▶ Given passage
################
Saturday 28th August From Frogs to Trampolines!
Saturday 28th August From Frogs to Trampolines!

Saturday 28th August From Frogs to Trampolines!

No news on book this week. Instead, I’ve been busy tidying up the garden, which is satisfying but a little like the Forth Bridge, in that it looks tidy for about five minutes. Real gardeners go out and do a bit everyday. Me, I wait until it really needs a short back and sides and an exhaustive couple of days of good hard labour. Still, while sweeping up leaves we did hear a plop and there was the most magnificent frog sitting in the now defunct tadpole nursery. (A plastic tray full of green water!) When we first dug a hole for the children’s trampoline … because aesthetics are really important and I couldn’t face one of those large net constructions dominating the garden … and dropping it into a hole would make it safer wouldn’t it! … only the first girl to use it promptly jumped off and hurt her ankle. Mike doesn’t normally swear but he might have let a few words go at that moment. Anyway, that very first year, with our 14ft circular trampoline, (because it was on offer, I know you’d said 12ft but it was a bargain), we noticed quite a lot of activity underneath – there were 72 frog couples having a fine time. Mike spent hours carefully lifting them out and directing them to the pond, then building a rather swanky set of stairs which we never ever saw a frog use. Sadly, over the years the frog population has dropped, and the February frenzy has become a few sad ripples. To begin with we thought it was because the newts were in the ascendancy, they eat frogspawn, but they’re not exactly flourishing either. Hence having a frog nursery. No garden is too small for a water feature, even if it is simply a plastic tray once used for lego.
################
▶ Data to process

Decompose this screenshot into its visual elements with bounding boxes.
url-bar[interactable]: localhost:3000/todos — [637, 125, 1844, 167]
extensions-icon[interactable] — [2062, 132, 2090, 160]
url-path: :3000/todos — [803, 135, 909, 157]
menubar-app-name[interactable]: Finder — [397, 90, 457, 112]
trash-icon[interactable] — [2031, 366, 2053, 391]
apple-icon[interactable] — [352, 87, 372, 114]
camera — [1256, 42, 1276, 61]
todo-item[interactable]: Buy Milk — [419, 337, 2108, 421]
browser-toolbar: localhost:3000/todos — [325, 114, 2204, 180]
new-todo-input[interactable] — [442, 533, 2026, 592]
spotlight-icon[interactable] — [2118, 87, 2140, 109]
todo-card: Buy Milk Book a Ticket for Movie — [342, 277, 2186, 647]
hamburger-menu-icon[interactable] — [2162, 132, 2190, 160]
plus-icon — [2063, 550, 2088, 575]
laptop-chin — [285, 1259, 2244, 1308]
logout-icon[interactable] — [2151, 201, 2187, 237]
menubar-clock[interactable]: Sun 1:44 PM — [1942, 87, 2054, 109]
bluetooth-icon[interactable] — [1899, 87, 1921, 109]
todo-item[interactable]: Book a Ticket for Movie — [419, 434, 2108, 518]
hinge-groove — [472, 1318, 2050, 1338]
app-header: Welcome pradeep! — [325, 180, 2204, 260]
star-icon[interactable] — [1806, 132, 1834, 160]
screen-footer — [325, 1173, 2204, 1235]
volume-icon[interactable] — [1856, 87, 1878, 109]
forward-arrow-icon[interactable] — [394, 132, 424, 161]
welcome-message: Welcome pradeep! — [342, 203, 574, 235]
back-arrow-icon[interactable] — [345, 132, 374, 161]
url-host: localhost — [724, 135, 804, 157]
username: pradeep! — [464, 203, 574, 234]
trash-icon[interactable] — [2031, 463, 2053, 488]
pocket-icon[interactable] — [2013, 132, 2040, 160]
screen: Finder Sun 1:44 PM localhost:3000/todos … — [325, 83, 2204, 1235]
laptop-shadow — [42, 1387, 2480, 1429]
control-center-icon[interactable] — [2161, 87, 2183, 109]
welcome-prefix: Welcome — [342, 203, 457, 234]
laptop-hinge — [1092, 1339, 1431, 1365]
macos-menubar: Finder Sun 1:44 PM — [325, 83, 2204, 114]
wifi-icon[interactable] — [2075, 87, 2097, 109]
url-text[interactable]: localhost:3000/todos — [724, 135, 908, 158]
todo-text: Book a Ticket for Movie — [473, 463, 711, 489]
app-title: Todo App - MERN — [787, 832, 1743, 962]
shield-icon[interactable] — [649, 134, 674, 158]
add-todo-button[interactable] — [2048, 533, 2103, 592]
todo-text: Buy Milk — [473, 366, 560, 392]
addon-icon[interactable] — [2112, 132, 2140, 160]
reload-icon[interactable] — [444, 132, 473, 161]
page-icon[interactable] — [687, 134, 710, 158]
################
▶ Required tasks
• A. Decide whether each statement below agrees with the post about frogs and the trampoline. Answer yes or no for each, quoting the deciding words: (i) The trampoline the family bought was 12ft across. (ii) Newts eat frogspawn. (iii) Seventy-two frog couples were found under the trampoline in its first year.
• B. Format the listing lines as a numbered list, starting at the beginning of the listing and going up to and including the line containing "url-path: :3000/todos — [803, 135, 909, 157]". Leave out blank lines.

▶ Answers by task
• A.
(i) No: "our 14ft circular trampoline"
(ii) Yes: "they eat frogspawn"
(iii) Yes: "there were 72 frog couples having a fine time"

• B.
1. Decompose this screenshot into its visual elements with bounding boxes.
2. url-bar[interactable]: localhost:3000/todos — [637, 125, 1844, 167]
3. extensions-icon[interactable] — [2062, 132, 2090, 160]
4. url-path: :3000/todos — [803, 135, 909, 157]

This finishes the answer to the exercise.